Written instruction: Count the rows below that contain the string "menu" and reply with the number alone.

Entries shown:

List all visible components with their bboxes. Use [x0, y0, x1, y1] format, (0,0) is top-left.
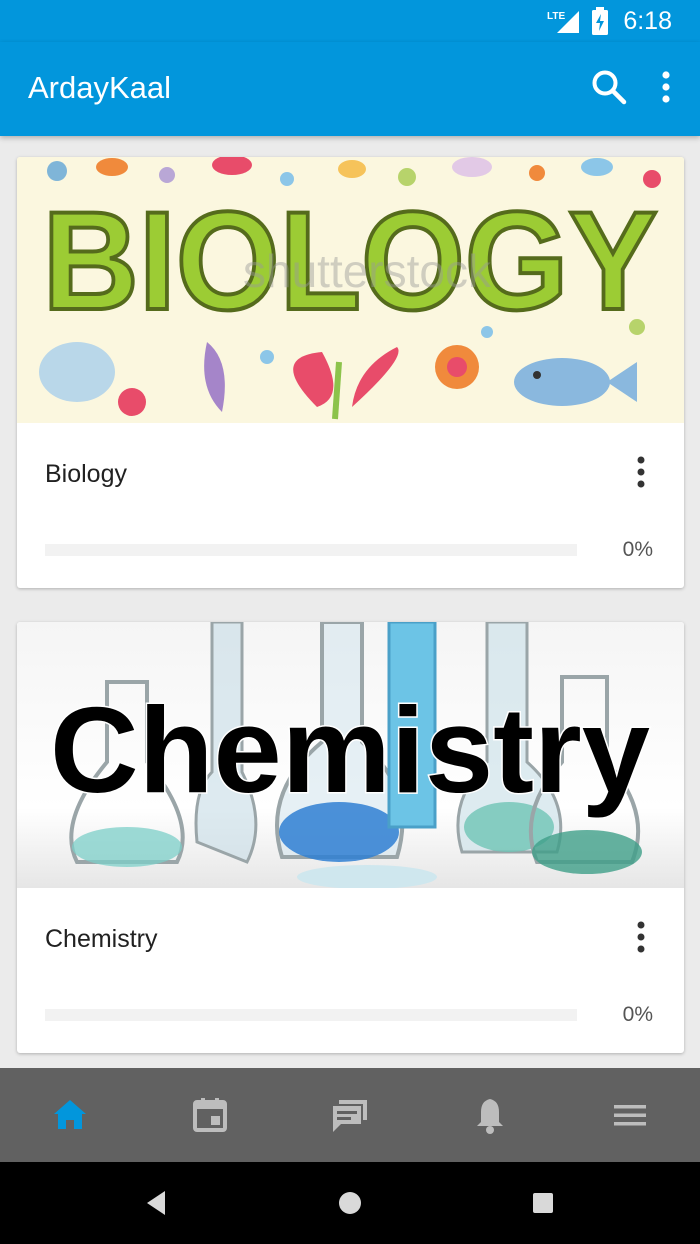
- home-circle-icon[interactable]: [337, 1190, 363, 1216]
- status-time: 6:18: [623, 6, 672, 35]
- home-icon[interactable]: [47, 1092, 93, 1138]
- bell-icon[interactable]: [467, 1092, 513, 1138]
- course-progress-bar: [45, 544, 577, 556]
- status-icons: LTE 6:18: [547, 6, 672, 36]
- status-bar: LTE 6:18: [0, 0, 700, 42]
- course-title: Chemistry: [45, 925, 158, 953]
- course-progress-bar: [45, 1009, 577, 1021]
- search-icon[interactable]: [588, 66, 632, 110]
- recents-icon[interactable]: [531, 1191, 555, 1215]
- app-title: ArdayKaal: [28, 70, 172, 105]
- course-title: Biology: [45, 460, 127, 488]
- overflow-menu-icon[interactable]: [648, 66, 684, 110]
- chat-icon[interactable]: [327, 1092, 373, 1138]
- progress-label: 0%: [622, 538, 653, 561]
- network-type: LTE: [547, 11, 565, 22]
- chemistry-image-text: Chemistry: [50, 682, 650, 818]
- watermark-text: shutterstock: [243, 245, 492, 297]
- system-navigation-bar: [0, 1162, 700, 1244]
- lte-signal-icon: LTE: [547, 11, 580, 33]
- battery-charging-icon: [592, 7, 609, 35]
- chemistry-cover-image: Chemistry: [17, 622, 684, 888]
- back-icon[interactable]: [143, 1189, 169, 1217]
- calendar-icon[interactable]: [187, 1092, 233, 1138]
- card-more-icon[interactable]: [626, 918, 656, 958]
- card-more-icon[interactable]: [626, 453, 656, 493]
- app-bar: ArdayKaal: [0, 42, 700, 136]
- course-card-chemistry[interactable]: Chemistry Chemistry 0%: [17, 622, 684, 1053]
- course-card-biology[interactable]: BIOLOGY shutterstock Biology 0%: [17, 157, 684, 588]
- bottom-navigation: [0, 1068, 700, 1162]
- biology-illustration: BIOLOGY shutterstock: [17, 157, 684, 423]
- progress-label: 0%: [622, 1003, 653, 1026]
- biology-cover-image: BIOLOGY shutterstock: [17, 157, 684, 423]
- menu-icon[interactable]: [607, 1092, 653, 1138]
- chemistry-illustration: Chemistry: [17, 622, 684, 888]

Solution for this problem: 2